INPUT RECORDS
▼

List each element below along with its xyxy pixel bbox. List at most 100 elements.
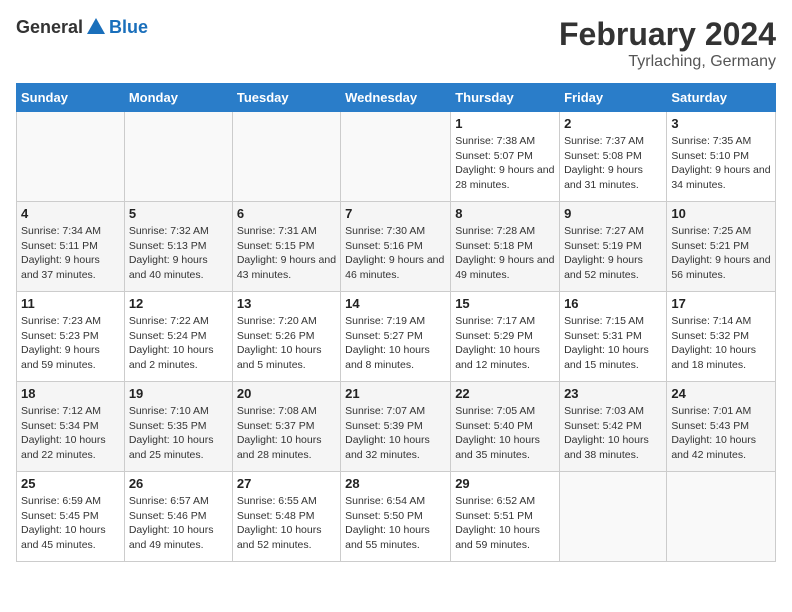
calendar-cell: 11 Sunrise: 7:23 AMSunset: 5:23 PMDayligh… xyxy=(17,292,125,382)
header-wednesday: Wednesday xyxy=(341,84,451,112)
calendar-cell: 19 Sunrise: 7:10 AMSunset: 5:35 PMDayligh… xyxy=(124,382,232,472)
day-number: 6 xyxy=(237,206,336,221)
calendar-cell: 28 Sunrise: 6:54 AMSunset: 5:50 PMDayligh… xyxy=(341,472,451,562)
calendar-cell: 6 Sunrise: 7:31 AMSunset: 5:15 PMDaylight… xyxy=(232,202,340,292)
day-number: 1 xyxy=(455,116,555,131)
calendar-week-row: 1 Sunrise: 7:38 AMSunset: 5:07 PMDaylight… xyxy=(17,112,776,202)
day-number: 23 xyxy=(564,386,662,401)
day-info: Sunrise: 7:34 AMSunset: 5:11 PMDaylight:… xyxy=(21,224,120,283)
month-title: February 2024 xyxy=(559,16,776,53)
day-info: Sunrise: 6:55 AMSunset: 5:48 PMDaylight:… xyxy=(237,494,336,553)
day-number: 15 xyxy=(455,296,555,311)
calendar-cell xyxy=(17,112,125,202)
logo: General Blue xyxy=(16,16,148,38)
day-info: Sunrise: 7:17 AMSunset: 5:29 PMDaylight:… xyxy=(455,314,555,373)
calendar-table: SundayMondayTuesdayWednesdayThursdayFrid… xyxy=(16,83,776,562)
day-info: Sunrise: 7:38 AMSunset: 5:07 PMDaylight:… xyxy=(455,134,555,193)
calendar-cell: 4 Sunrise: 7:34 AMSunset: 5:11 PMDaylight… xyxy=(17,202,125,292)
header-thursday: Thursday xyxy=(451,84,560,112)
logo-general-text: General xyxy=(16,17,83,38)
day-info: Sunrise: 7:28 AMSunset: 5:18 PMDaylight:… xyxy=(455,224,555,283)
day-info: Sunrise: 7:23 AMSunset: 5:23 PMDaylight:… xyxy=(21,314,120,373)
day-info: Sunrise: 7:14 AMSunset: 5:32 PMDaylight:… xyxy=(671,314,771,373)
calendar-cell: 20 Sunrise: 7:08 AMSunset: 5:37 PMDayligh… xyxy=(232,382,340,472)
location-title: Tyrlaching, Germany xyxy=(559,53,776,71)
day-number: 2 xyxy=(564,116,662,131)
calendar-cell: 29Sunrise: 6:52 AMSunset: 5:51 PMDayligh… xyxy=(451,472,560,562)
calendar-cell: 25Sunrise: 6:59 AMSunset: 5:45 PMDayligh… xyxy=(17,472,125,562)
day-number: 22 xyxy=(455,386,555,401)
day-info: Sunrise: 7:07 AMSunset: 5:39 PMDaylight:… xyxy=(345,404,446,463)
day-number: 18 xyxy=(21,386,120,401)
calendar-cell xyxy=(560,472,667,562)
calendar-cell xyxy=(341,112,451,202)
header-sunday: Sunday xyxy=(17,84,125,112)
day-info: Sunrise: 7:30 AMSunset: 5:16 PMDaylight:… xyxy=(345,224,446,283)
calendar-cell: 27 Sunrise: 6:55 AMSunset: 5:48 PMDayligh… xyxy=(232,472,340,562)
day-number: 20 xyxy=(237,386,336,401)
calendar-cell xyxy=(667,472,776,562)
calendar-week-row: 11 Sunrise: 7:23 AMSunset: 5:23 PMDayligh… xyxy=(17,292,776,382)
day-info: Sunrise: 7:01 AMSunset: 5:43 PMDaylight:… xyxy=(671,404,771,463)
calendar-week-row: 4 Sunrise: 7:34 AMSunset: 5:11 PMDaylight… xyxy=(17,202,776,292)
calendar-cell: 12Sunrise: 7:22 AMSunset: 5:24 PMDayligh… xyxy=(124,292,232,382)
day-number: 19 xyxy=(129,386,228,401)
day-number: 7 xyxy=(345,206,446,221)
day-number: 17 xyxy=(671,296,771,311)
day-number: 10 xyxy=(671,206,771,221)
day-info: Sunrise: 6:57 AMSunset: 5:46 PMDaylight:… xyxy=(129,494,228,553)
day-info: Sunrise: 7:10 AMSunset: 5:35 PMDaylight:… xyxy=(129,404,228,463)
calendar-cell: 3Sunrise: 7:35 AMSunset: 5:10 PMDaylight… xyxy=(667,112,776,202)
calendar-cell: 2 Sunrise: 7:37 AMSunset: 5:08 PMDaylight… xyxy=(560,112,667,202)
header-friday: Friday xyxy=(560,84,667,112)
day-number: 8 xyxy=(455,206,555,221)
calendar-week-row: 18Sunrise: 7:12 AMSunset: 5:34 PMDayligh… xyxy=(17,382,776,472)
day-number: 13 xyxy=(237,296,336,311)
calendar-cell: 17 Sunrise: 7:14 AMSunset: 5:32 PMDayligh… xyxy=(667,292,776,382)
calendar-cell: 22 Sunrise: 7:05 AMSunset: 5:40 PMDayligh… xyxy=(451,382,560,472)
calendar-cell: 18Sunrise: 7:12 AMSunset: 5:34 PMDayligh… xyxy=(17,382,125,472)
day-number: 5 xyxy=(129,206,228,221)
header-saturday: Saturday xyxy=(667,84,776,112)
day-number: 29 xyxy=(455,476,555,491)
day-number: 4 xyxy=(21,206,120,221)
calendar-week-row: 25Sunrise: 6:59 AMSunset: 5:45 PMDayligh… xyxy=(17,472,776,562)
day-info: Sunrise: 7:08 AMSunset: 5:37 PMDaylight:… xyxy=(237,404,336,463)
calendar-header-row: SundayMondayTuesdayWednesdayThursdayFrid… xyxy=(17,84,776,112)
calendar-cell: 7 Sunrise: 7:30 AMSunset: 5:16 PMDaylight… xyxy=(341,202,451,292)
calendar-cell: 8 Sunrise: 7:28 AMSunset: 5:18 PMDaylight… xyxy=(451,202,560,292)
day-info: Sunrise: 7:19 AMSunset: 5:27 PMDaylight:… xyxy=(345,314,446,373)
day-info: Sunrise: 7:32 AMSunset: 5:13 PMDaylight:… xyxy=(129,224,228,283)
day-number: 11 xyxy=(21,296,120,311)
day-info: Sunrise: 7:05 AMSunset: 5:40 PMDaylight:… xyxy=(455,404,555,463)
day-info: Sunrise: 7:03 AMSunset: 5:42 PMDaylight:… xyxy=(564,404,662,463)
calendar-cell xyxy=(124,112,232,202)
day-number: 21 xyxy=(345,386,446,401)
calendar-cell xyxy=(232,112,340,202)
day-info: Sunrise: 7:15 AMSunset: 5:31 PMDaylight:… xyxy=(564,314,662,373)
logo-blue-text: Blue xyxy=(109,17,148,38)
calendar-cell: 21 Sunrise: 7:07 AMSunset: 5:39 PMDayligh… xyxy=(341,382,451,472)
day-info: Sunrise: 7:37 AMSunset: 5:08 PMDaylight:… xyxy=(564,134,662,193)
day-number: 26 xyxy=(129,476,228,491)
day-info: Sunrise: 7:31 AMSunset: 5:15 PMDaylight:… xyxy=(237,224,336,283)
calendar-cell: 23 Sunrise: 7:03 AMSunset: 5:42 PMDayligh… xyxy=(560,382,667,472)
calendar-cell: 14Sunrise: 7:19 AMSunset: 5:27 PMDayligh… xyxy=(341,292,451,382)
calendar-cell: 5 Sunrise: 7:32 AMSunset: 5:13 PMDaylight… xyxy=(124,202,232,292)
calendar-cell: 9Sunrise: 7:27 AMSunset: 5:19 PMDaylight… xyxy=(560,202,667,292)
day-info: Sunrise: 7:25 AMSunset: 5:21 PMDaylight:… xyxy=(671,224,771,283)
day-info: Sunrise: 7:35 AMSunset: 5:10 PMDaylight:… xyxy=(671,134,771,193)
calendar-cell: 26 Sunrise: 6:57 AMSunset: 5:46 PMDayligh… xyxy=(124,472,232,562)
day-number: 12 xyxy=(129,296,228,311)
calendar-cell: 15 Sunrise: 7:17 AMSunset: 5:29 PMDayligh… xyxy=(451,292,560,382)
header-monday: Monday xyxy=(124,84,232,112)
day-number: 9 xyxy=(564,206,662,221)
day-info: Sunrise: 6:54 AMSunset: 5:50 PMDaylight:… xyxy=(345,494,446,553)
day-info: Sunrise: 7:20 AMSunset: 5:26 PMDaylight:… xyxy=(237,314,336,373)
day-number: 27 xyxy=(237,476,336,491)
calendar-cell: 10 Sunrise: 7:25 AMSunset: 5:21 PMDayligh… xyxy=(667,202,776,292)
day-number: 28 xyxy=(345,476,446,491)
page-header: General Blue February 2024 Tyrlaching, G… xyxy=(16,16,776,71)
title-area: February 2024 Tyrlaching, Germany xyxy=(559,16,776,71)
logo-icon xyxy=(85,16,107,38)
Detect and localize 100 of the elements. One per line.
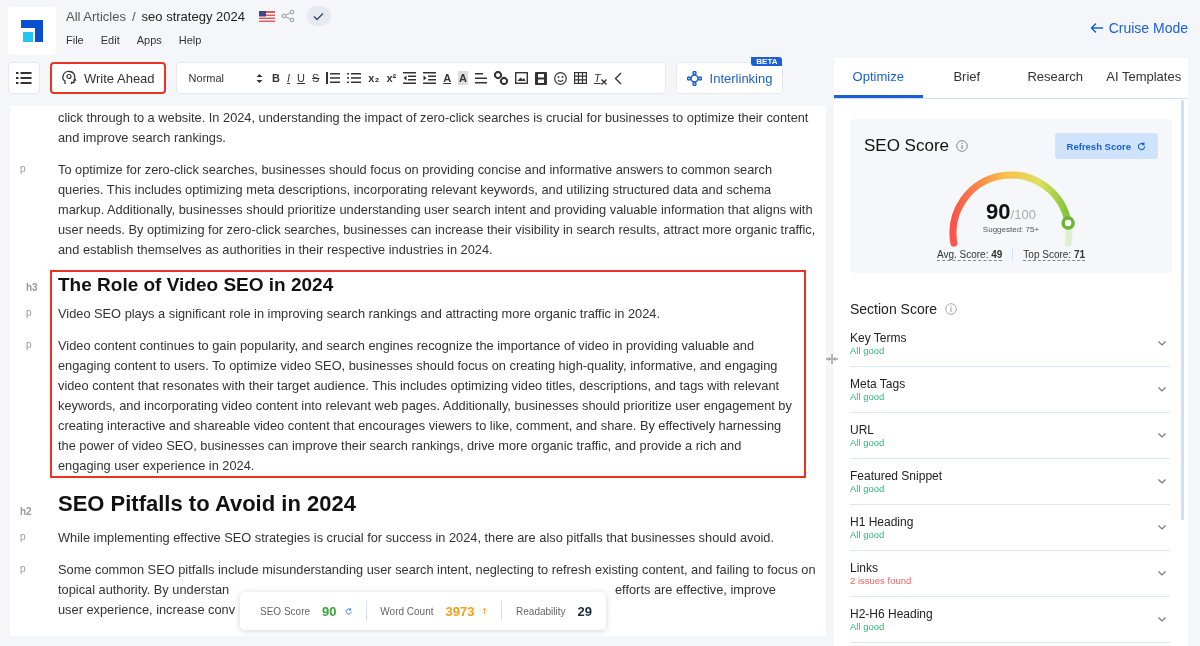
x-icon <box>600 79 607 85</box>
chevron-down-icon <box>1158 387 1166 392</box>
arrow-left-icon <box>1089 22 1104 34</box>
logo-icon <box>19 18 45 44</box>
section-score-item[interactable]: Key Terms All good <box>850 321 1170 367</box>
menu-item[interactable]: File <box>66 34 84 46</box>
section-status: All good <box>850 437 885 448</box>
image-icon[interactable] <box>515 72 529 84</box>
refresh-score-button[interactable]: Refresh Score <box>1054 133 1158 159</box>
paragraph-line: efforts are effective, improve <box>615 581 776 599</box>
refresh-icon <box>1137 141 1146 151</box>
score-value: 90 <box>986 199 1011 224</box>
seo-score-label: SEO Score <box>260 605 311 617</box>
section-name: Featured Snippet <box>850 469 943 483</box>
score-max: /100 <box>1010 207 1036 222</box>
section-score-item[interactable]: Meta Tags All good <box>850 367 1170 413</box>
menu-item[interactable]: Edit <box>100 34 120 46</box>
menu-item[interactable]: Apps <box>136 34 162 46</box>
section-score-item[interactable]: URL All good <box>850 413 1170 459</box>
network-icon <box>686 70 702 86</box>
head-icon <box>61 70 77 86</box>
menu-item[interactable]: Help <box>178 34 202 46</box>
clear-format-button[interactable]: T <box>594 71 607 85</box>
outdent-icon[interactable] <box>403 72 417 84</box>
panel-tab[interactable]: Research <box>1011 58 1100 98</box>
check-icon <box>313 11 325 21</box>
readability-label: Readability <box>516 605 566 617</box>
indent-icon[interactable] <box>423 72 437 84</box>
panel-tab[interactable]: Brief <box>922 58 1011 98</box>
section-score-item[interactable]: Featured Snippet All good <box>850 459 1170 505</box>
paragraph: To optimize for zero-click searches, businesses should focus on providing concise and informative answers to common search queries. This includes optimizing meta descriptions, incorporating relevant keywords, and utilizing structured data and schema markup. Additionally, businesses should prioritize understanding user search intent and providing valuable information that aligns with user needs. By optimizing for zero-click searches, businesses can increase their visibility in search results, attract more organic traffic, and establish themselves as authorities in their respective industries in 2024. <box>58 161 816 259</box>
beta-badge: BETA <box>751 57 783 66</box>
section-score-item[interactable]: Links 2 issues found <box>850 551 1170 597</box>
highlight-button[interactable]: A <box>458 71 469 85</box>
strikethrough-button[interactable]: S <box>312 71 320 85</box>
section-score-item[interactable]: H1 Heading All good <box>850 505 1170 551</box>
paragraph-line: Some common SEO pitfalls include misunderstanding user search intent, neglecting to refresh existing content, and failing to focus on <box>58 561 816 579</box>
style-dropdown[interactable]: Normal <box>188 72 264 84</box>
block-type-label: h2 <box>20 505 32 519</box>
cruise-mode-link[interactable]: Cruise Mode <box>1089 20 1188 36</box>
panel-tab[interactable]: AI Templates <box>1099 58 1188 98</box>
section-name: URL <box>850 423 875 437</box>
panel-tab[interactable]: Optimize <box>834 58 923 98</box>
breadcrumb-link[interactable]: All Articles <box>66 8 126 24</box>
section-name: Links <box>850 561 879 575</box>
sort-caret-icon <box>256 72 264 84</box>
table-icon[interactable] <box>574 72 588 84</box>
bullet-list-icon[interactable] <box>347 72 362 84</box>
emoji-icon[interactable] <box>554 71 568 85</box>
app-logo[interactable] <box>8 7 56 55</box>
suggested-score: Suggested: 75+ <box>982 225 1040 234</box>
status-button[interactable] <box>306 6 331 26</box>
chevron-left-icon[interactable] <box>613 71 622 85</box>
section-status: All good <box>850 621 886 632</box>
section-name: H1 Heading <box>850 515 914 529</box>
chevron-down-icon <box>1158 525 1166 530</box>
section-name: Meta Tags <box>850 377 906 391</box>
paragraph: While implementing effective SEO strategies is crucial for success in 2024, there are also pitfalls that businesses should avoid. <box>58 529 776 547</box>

▲

WORK INSTRUCTIONS
Please present the lines of the records from the one containing "calendar-cell: 11 Sunrise: 7:23" up to and including the one containing "day-info: Sunrise: 6:55" as a numbered list, leaving out any blank lines.

ANSWER TO THE TASK
1. calendar-cell: 11 Sunrise: 7:23 AMSunset: 5:23 PMDayligh… xyxy=(17,292,125,382)
2. header-wednesday: Wednesday xyxy=(341,84,451,112)
3. calendar-cell: 19 Sunrise: 7:10 AMSunset: 5:35 PMDayligh… xyxy=(124,382,232,472)
4. day-number: 6 xyxy=(237,206,336,221)
5. calendar-cell: 28 Sunrise: 6:54 AMSunset: 5:50 PMDayligh… xyxy=(341,472,451,562)
6. calendar-cell: 6 Sunrise: 7:31 AMSunset: 5:15 PMDaylight… xyxy=(232,202,340,292)
7. day-number: 1 xyxy=(455,116,555,131)
8. calendar-week-row: 1 Sunrise: 7:38 AMSunset: 5:07 PMDaylight… xyxy=(17,112,776,202)
9. day-number: 23 xyxy=(564,386,662,401)
10. day-info: Sunrise: 7:34 AMSunset: 5:11 PMDaylight:… xyxy=(21,224,120,283)
11. month-title: February 2024 xyxy=(559,16,776,53)
12. day-info: Sunrise: 6:55 AMSunset: 5:48 PMDaylight:… xyxy=(237,494,336,553)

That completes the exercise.